Your objective →
Copy each line of the records that contains the word "жизни".
BEGIN Supplied material
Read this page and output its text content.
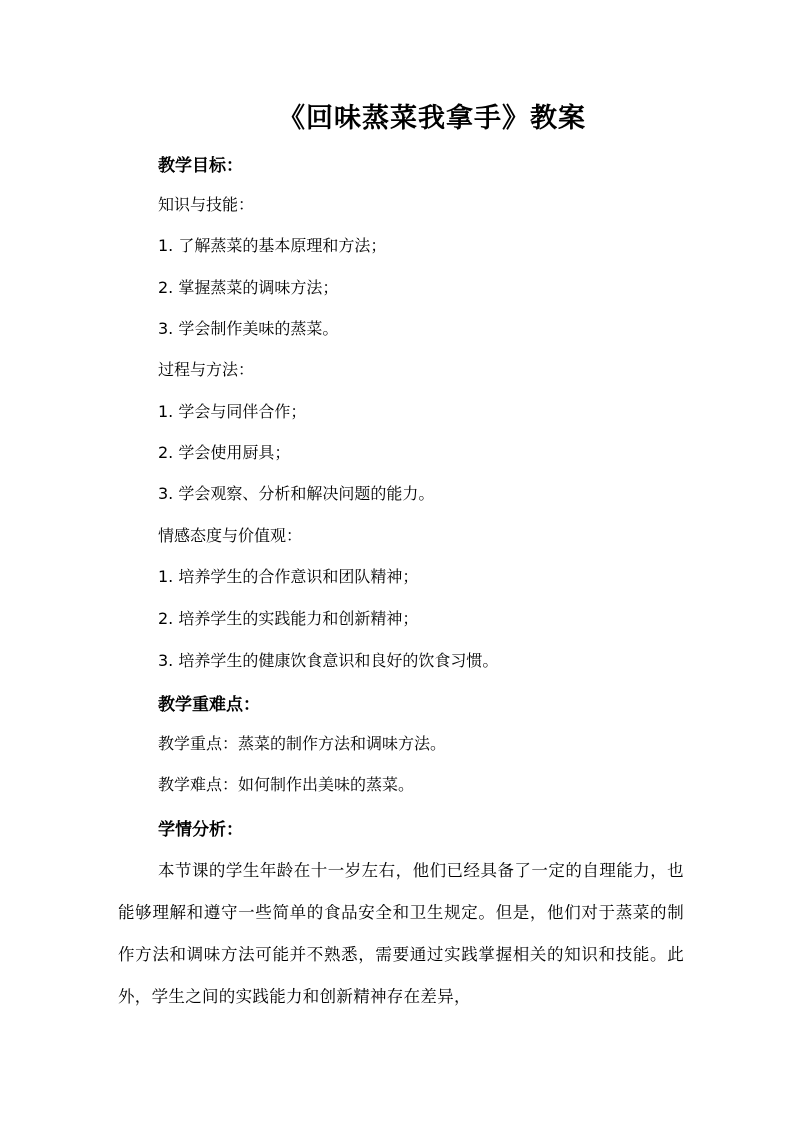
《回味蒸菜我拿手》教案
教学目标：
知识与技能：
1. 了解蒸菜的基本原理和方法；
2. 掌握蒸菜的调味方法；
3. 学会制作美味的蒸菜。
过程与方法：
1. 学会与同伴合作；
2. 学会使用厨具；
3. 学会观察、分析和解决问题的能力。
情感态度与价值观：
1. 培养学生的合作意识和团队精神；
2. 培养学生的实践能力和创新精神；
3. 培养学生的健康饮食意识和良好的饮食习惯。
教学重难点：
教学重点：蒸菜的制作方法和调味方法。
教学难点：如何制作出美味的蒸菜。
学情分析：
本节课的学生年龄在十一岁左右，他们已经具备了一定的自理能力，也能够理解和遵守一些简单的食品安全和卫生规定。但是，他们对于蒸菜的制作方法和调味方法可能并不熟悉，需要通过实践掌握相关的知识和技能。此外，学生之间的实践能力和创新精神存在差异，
END Supplied material
BEGIN Supplied material
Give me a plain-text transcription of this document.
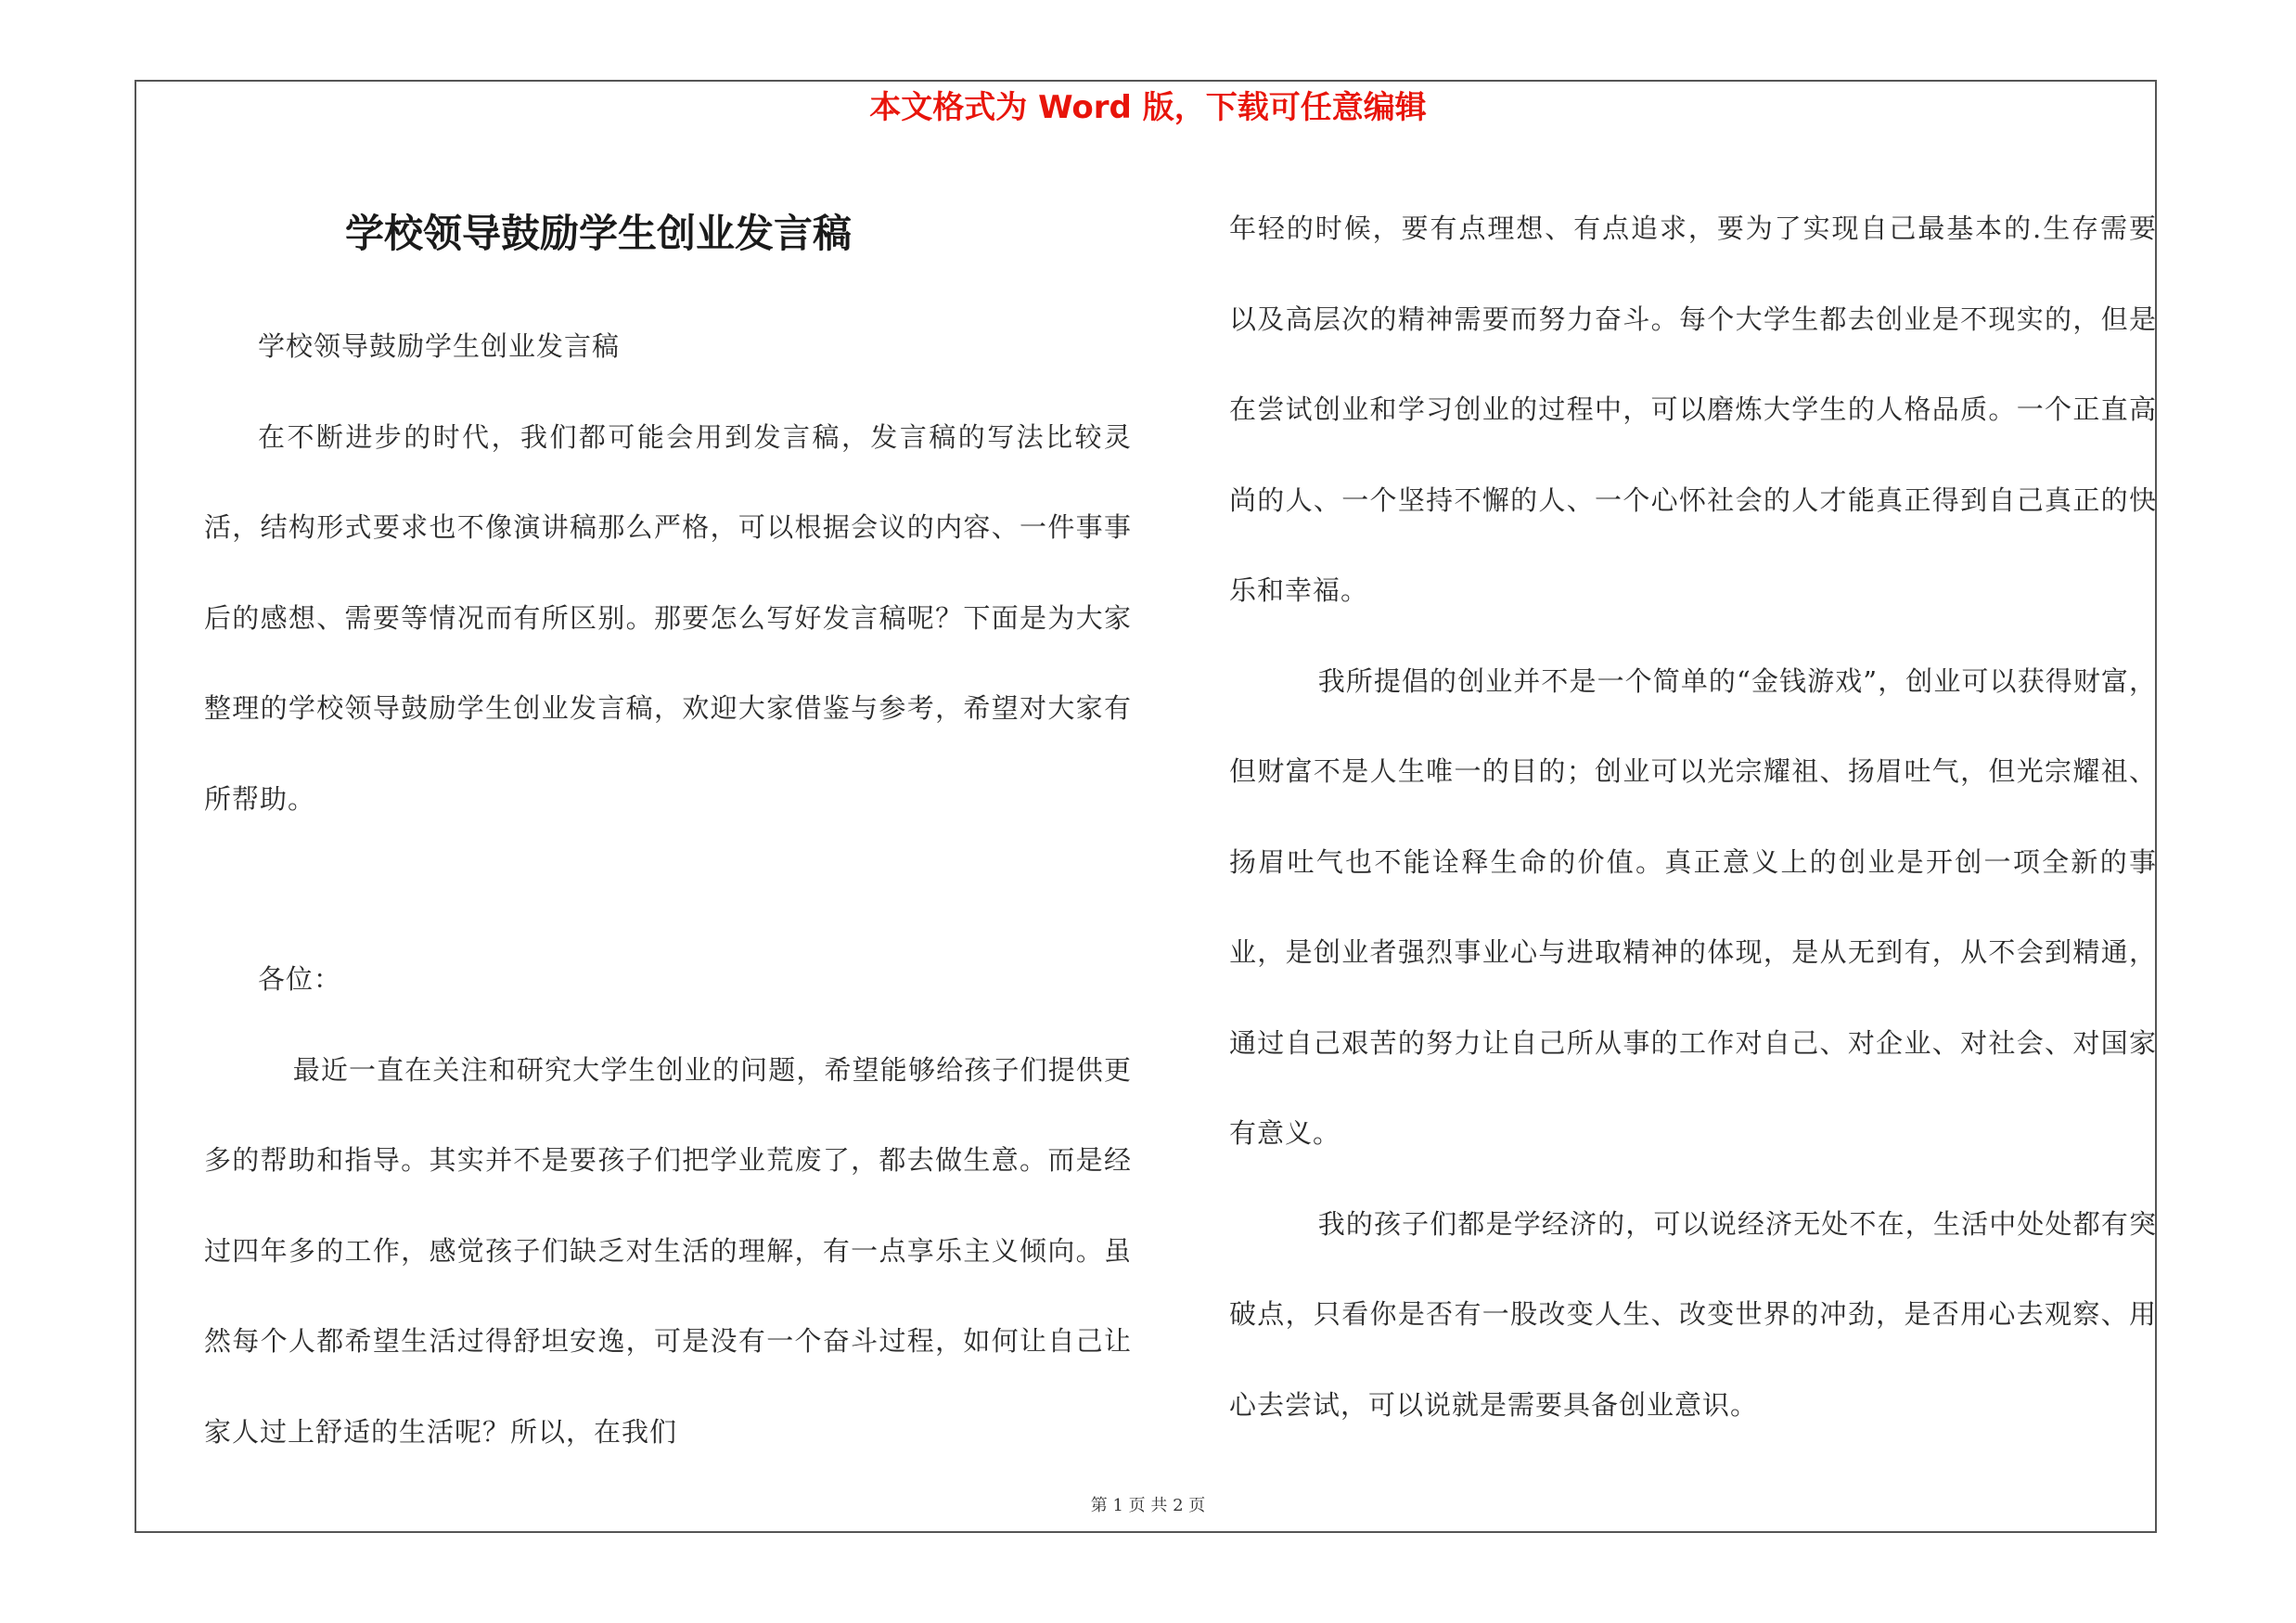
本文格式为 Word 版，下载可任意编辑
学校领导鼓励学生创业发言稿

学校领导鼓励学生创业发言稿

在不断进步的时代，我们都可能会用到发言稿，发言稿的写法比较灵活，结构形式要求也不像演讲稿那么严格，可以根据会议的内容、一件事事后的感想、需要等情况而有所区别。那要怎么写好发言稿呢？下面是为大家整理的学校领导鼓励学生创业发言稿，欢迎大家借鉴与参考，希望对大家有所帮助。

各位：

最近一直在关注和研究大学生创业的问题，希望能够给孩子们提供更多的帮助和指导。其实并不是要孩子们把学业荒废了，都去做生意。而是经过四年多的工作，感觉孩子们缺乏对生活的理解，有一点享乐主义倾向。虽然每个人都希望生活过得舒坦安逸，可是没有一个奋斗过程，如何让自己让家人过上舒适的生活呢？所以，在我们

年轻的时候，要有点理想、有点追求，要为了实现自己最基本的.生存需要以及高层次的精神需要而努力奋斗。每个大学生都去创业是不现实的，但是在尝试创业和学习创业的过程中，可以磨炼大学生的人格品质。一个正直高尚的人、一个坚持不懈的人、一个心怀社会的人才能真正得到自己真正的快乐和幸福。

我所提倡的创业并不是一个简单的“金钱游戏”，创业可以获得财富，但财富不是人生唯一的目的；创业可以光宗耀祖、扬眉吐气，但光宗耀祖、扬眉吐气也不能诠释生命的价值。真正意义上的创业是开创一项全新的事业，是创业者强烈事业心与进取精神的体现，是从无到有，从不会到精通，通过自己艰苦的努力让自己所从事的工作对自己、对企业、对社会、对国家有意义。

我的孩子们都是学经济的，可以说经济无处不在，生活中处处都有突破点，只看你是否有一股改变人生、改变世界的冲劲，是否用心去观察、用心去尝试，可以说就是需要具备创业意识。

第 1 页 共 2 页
END Supplied material
BEGIN Supplied material
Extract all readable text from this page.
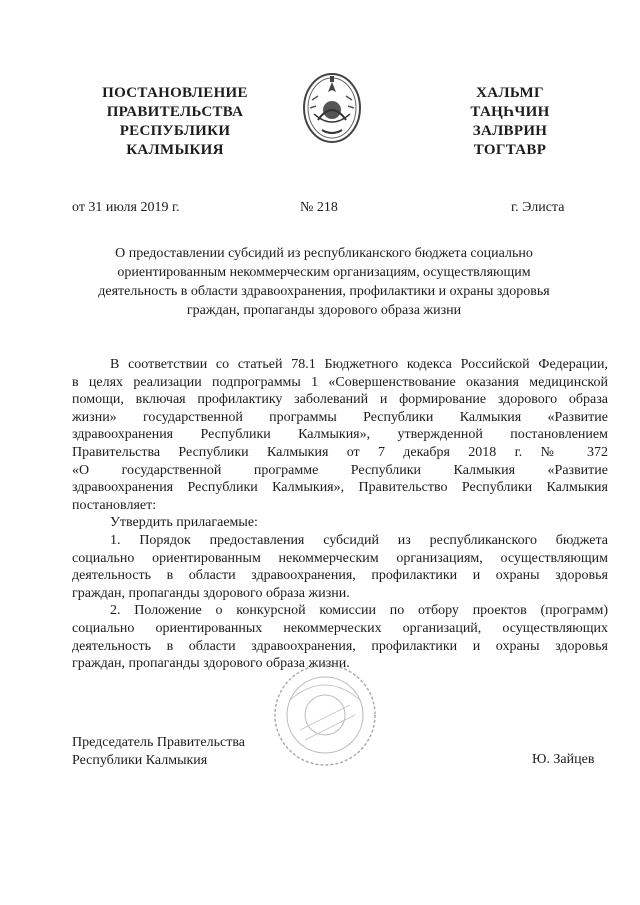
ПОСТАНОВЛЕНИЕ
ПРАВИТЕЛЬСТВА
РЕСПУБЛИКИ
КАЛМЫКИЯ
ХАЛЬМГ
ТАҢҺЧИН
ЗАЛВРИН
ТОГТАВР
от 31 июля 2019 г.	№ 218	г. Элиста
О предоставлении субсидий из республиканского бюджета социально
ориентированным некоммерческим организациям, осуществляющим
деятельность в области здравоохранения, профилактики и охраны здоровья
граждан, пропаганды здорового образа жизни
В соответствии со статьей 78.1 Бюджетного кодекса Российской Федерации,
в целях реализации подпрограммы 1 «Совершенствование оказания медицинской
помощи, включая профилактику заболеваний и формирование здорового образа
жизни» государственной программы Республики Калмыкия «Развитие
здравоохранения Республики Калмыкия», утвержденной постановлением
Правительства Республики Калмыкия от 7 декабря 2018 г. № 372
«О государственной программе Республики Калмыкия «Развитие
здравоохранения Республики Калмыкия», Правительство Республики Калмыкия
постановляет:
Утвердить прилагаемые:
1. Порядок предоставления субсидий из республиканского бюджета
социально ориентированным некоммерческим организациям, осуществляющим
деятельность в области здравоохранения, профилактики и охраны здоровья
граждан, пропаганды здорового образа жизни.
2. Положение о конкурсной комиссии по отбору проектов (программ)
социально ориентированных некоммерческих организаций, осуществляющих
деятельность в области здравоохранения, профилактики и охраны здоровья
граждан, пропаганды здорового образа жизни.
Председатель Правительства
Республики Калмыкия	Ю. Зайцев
END Supplied material
Written solution →
граждан, пропаганды здорового образа жизни
жизни» государственной программы Республики Калмыкия «Развитие
граждан, пропаганды здорового образа жизни.
граждан, пропаганды здорового образа жизни.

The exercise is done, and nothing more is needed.